[Exercise]
Repeat every record below exactly, but leave out any pictures.
▽
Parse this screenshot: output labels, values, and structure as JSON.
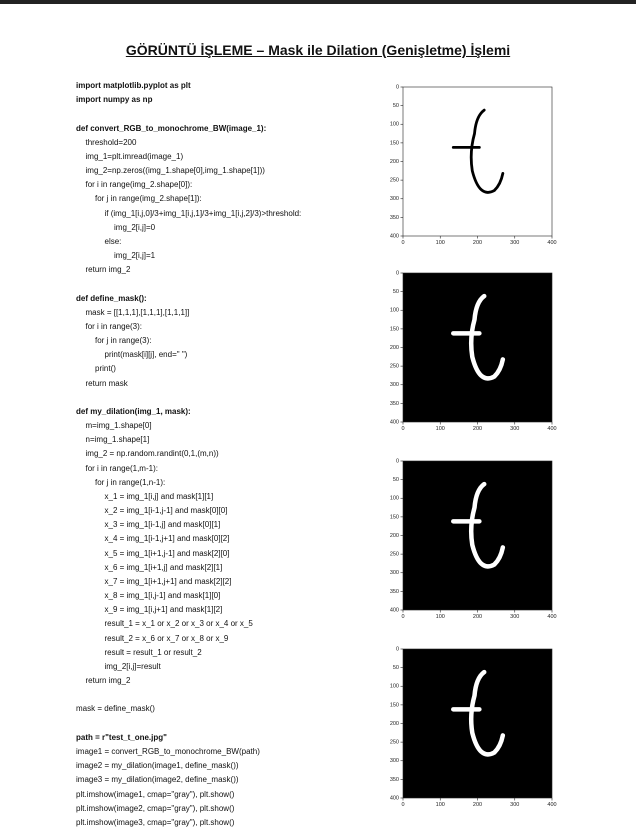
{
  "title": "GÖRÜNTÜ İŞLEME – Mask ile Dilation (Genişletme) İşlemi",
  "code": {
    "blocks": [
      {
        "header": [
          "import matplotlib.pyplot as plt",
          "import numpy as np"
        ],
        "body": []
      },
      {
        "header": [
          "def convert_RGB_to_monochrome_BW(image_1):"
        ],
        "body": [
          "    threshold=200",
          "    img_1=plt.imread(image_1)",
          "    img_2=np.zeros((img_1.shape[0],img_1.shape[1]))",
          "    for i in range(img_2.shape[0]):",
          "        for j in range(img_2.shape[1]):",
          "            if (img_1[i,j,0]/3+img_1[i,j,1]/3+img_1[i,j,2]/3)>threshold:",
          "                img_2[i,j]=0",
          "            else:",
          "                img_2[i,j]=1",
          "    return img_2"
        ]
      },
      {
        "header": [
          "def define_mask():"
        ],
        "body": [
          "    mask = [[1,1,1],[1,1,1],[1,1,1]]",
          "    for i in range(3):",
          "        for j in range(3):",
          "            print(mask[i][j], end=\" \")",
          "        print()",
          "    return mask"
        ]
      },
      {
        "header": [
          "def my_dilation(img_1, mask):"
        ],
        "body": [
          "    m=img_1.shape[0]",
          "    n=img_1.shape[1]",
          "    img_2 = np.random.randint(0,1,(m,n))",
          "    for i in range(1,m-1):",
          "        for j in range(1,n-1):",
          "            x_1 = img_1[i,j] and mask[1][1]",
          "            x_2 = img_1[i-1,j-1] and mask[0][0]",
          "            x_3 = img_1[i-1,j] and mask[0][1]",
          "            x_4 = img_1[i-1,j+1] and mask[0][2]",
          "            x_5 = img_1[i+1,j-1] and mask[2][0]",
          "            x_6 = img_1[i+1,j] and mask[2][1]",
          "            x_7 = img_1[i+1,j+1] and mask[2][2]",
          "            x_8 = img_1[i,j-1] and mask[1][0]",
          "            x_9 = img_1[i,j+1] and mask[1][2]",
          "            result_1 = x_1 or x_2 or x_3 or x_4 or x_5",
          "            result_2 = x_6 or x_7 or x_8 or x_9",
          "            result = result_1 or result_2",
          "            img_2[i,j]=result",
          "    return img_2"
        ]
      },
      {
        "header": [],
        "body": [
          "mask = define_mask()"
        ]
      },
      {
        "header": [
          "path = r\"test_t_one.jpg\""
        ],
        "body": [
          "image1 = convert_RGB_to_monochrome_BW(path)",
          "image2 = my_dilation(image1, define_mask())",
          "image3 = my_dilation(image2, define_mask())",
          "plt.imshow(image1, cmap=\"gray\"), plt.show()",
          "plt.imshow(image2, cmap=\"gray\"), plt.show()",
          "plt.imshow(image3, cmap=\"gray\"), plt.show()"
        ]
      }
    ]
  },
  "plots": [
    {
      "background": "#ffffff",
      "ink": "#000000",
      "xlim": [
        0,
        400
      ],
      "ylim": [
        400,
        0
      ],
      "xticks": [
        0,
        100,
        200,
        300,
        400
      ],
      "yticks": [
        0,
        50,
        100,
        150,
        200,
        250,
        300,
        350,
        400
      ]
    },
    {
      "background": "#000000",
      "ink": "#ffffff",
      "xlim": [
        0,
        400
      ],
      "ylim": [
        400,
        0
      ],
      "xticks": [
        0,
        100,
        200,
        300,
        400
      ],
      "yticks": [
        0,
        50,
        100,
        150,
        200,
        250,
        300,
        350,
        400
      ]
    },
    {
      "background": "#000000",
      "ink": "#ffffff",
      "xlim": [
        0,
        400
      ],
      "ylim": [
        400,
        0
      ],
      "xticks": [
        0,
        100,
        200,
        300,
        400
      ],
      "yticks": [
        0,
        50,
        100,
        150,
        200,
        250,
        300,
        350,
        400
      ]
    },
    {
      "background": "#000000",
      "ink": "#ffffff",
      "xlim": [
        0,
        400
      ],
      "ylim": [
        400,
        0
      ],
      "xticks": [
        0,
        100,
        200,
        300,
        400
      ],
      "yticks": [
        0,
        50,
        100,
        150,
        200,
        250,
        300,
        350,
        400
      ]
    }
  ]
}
△
[Written response]
Parse this screenshot: output labels, values, and structure as JSON.
{
  "title": "GÖRÜNTÜ İŞLEME – Mask ile Dilation (Genişletme) İşlemi",
  "code": {
    "blocks": [
      {
        "header": [
          "import matplotlib.pyplot as plt",
          "import numpy as np"
        ],
        "body": []
      },
      {
        "header": [
          "def convert_RGB_to_monochrome_BW(image_1):"
        ],
        "body": [
          "    threshold=200",
          "    img_1=plt.imread(image_1)",
          "    img_2=np.zeros((img_1.shape[0],img_1.shape[1]))",
          "    for i in range(img_2.shape[0]):",
          "        for j in range(img_2.shape[1]):",
          "            if (img_1[i,j,0]/3+img_1[i,j,1]/3+img_1[i,j,2]/3)>threshold:",
          "                img_2[i,j]=0",
          "            else:",
          "                img_2[i,j]=1",
          "    return img_2"
        ]
      },
      {
        "header": [
          "def define_mask():"
        ],
        "body": [
          "    mask = [[1,1,1],[1,1,1],[1,1,1]]",
          "    for i in range(3):",
          "        for j in range(3):",
          "            print(mask[i][j], end=\" \")",
          "        print()",
          "    return mask"
        ]
      },
      {
        "header": [
          "def my_dilation(img_1, mask):"
        ],
        "body": [
          "    m=img_1.shape[0]",
          "    n=img_1.shape[1]",
          "    img_2 = np.random.randint(0,1,(m,n))",
          "    for i in range(1,m-1):",
          "        for j in range(1,n-1):",
          "            x_1 = img_1[i,j] and mask[1][1]",
          "            x_2 = img_1[i-1,j-1] and mask[0][0]",
          "            x_3 = img_1[i-1,j] and mask[0][1]",
          "            x_4 = img_1[i-1,j+1] and mask[0][2]",
          "            x_5 = img_1[i+1,j-1] and mask[2][0]",
          "            x_6 = img_1[i+1,j] and mask[2][1]",
          "            x_7 = img_1[i+1,j+1] and mask[2][2]",
          "            x_8 = img_1[i,j-1] and mask[1][0]",
          "            x_9 = img_1[i,j+1] and mask[1][2]",
          "            result_1 = x_1 or x_2 or x_3 or x_4 or x_5",
          "            result_2 = x_6 or x_7 or x_8 or x_9",
          "            result = result_1 or result_2",
          "            img_2[i,j]=result",
          "    return img_2"
        ]
      },
      {
        "header": [],
        "body": [
          "mask = define_mask()"
        ]
      },
      {
        "header": [
          "path = r\"test_t_one.jpg\""
        ],
        "body": [
          "image1 = convert_RGB_to_monochrome_BW(path)",
          "image2 = my_dilation(image1, define_mask())",
          "image3 = my_dilation(image2, define_mask())",
          "plt.imshow(image1, cmap=\"gray\"), plt.show()",
          "plt.imshow(image2, cmap=\"gray\"), plt.show()",
          "plt.imshow(image3, cmap=\"gray\"), plt.show()"
        ]
      }
    ]
  },
  "plots": [
    {
      "background": "#ffffff",
      "ink": "#000000",
      "xlim": [
        0,
        400
      ],
      "ylim": [
        400,
        0
      ],
      "xticks": [
        0,
        100,
        200,
        300,
        400
      ],
      "yticks": [
        0,
        50,
        100,
        150,
        200,
        250,
        300,
        350,
        400
      ]
    },
    {
      "background": "#000000",
      "ink": "#ffffff",
      "xlim": [
        0,
        400
      ],
      "ylim": [
        400,
        0
      ],
      "xticks": [
        0,
        100,
        200,
        300,
        400
      ],
      "yticks": [
        0,
        50,
        100,
        150,
        200,
        250,
        300,
        350,
        400
      ]
    },
    {
      "background": "#000000",
      "ink": "#ffffff",
      "xlim": [
        0,
        400
      ],
      "ylim": [
        400,
        0
      ],
      "xticks": [
        0,
        100,
        200,
        300,
        400
      ],
      "yticks": [
        0,
        50,
        100,
        150,
        200,
        250,
        300,
        350,
        400
      ]
    },
    {
      "background": "#000000",
      "ink": "#ffffff",
      "xlim": [
        0,
        400
      ],
      "ylim": [
        400,
        0
      ],
      "xticks": [
        0,
        100,
        200,
        300,
        400
      ],
      "yticks": [
        0,
        50,
        100,
        150,
        200,
        250,
        300,
        350,
        400
      ]
    }
  ]
}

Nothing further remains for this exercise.